[Records from a collection]
========

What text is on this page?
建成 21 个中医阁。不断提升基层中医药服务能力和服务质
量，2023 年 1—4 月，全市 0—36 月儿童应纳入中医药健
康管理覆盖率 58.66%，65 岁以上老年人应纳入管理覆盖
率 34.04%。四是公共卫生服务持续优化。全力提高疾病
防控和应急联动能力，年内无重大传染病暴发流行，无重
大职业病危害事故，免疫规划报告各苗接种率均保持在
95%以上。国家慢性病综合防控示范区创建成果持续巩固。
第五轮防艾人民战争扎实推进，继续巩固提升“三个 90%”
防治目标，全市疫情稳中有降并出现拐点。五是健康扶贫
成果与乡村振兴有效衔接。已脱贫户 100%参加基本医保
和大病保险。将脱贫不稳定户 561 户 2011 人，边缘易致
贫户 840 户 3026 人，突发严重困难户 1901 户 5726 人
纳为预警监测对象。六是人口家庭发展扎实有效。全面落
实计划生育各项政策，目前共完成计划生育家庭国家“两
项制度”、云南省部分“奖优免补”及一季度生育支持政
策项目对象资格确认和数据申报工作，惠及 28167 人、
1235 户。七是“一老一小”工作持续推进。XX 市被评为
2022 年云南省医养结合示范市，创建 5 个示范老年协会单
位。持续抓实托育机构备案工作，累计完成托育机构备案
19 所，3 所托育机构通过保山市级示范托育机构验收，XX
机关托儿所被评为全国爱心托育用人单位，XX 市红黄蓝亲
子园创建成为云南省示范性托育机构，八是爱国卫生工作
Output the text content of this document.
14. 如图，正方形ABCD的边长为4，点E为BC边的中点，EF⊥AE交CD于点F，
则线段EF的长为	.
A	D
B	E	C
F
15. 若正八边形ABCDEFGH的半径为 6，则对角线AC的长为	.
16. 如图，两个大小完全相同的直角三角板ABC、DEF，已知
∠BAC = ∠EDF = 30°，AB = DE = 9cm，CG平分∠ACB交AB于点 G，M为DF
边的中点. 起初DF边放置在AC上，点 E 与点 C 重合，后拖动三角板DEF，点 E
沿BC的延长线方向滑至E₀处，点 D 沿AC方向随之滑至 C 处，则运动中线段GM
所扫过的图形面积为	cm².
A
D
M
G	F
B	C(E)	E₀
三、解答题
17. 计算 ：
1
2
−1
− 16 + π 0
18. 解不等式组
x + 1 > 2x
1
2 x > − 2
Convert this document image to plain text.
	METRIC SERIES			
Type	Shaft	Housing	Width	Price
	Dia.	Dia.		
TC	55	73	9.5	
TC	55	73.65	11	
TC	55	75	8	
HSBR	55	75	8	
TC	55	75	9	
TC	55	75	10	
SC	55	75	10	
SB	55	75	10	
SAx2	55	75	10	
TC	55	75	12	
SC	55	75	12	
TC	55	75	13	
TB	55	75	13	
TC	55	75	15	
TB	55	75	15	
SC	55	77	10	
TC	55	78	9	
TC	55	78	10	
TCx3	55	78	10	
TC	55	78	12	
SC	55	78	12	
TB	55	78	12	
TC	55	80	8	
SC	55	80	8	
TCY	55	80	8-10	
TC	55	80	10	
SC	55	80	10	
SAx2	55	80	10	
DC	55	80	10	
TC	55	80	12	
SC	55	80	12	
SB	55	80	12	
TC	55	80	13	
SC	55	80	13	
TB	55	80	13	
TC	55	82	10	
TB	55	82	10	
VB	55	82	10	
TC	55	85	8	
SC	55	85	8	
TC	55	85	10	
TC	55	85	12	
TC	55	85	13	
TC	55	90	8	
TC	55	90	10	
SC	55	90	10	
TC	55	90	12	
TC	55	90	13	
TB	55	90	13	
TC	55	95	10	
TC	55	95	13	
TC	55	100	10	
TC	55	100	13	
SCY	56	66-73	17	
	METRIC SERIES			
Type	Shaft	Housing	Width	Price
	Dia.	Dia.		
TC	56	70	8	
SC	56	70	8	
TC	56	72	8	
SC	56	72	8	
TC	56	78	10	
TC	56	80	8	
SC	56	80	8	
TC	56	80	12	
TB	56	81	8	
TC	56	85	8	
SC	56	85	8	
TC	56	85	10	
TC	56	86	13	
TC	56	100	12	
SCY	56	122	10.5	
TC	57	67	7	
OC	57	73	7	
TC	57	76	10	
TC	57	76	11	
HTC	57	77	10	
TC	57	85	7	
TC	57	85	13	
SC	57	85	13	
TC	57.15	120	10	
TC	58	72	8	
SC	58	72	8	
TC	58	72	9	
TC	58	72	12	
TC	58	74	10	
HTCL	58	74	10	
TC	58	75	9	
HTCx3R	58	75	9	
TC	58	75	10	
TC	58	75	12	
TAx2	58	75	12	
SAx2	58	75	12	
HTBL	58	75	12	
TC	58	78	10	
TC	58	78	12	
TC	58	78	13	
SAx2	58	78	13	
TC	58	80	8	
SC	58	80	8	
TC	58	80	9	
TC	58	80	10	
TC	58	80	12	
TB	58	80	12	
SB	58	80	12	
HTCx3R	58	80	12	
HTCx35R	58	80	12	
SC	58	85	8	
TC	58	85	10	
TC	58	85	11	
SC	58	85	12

========

== DIRECTIVE ==
Each line of the material above needs to be quoted exactly, please.

== ANSWER TO THIS TASK ==
What text is on this page?
建成 21 个中医阁。不断提升基层中医药服务能力和服务质
量，2023 年 1—4 月，全市 0—36 月儿童应纳入中医药健
康管理覆盖率 58.66%，65 岁以上老年人应纳入管理覆盖
率 34.04%。四是公共卫生服务持续优化。全力提高疾病
防控和应急联动能力，年内无重大传染病暴发流行，无重
大职业病危害事故，免疫规划报告各苗接种率均保持在
95%以上。国家慢性病综合防控示范区创建成果持续巩固。
第五轮防艾人民战争扎实推进，继续巩固提升“三个 90%”
防治目标，全市疫情稳中有降并出现拐点。五是健康扶贫
成果与乡村振兴有效衔接。已脱贫户 100%参加基本医保
和大病保险。将脱贫不稳定户 561 户 2011 人，边缘易致
贫户 840 户 3026 人，突发严重困难户 1901 户 5726 人
纳为预警监测对象。六是人口家庭发展扎实有效。全面落
实计划生育各项政策，目前共完成计划生育家庭国家“两
项制度”、云南省部分“奖优免补”及一季度生育支持政
策项目对象资格确认和数据申报工作，惠及 28167 人、
1235 户。七是“一老一小”工作持续推进。XX 市被评为
2022 年云南省医养结合示范市，创建 5 个示范老年协会单
位。持续抓实托育机构备案工作，累计完成托育机构备案
19 所，3 所托育机构通过保山市级示范托育机构验收，XX
机关托儿所被评为全国爱心托育用人单位，XX 市红黄蓝亲
子园创建成为云南省示范性托育机构，八是爱国卫生工作
Output the text content of this document.
14. 如图，正方形ABCD的边长为4，点E为BC边的中点，EF⊥AE交CD于点F，
则线段EF的长为	.
A	D
B	E	C
F
15. 若正八边形ABCDEFGH的半径为 6，则对角线AC的长为	.
16. 如图，两个大小完全相同的直角三角板ABC、DEF，已知
∠BAC = ∠EDF = 30°，AB = DE = 9cm，CG平分∠ACB交AB于点 G，M为DF
边的中点. 起初DF边放置在AC上，点 E 与点 C 重合，后拖动三角板DEF，点 E
沿BC的延长线方向滑至E₀处，点 D 沿AC方向随之滑至 C 处，则运动中线段GM
所扫过的图形面积为	cm².
A
D
M
G	F
B	C(E)	E₀
三、解答题
17. 计算 ：
1
2
−1
− 16 + π 0
18. 解不等式组
x + 1 > 2x
1
2 x > − 2
Convert this document image to plain text.
	METRIC SERIES			
Type	Shaft	Housing	Width	Price
	Dia.	Dia.		
TC	55	73	9.5	
TC	55	73.65	11	
TC	55	75	8	
HSBR	55	75	8	
TC	55	75	9	
TC	55	75	10	
SC	55	75	10	
SB	55	75	10	
SAx2	55	75	10	
TC	55	75	12	
SC	55	75	12	
TC	55	75	13	
TB	55	75	13	
TC	55	75	15	
TB	55	75	15	
SC	55	77	10	
TC	55	78	9	
TC	55	78	10	
TCx3	55	78	10	
TC	55	78	12	
SC	55	78	12	
TB	55	78	12	
TC	55	80	8	
SC	55	80	8	
TCY	55	80	8-10	
TC	55	80	10	
SC	55	80	10	
SAx2	55	80	10	
DC	55	80	10	
TC	55	80	12	
SC	55	80	12	
SB	55	80	12	
TC	55	80	13	
SC	55	80	13	
TB	55	80	13	
TC	55	82	10	
TB	55	82	10	
VB	55	82	10	
TC	55	85	8	
SC	55	85	8	
TC	55	85	10	
TC	55	85	12	
TC	55	85	13	
TC	55	90	8	
TC	55	90	10	
SC	55	90	10	
TC	55	90	12	
TC	55	90	13	
TB	55	90	13	
TC	55	95	10	
TC	55	95	13	
TC	55	100	10	
TC	55	100	13	
SCY	56	66-73	17	
	METRIC SERIES			
Type	Shaft	Housing	Width	Price
	Dia.	Dia.		
TC	56	70	8	
SC	56	70	8	
TC	56	72	8	
SC	56	72	8	
TC	56	78	10	
TC	56	80	8	
SC	56	80	8	
TC	56	80	12	
TB	56	81	8	
TC	56	85	8	
SC	56	85	8	
TC	56	85	10	
TC	56	86	13	
TC	56	100	12	
SCY	56	122	10.5	
TC	57	67	7	
OC	57	73	7	
TC	57	76	10	
TC	57	76	11	
HTC	57	77	10	
TC	57	85	7	
TC	57	85	13	
SC	57	85	13	
TC	57.15	120	10	
TC	58	72	8	
SC	58	72	8	
TC	58	72	9	
TC	58	72	12	
TC	58	74	10	
HTCL	58	74	10	
TC	58	75	9	
HTCx3R	58	75	9	
TC	58	75	10	
TC	58	75	12	
TAx2	58	75	12	
SAx2	58	75	12	
HTBL	58	75	12	
TC	58	78	10	
TC	58	78	12	
TC	58	78	13	
SAx2	58	78	13	
TC	58	80	8	
SC	58	80	8	
TC	58	80	9	
TC	58	80	10	
TC	58	80	12	
TB	58	80	12	
SB	58	80	12	
HTCx3R	58	80	12	
HTCx35R	58	80	12	
SC	58	85	8	
TC	58	85	10	
TC	58	85	11	
SC	58	85	12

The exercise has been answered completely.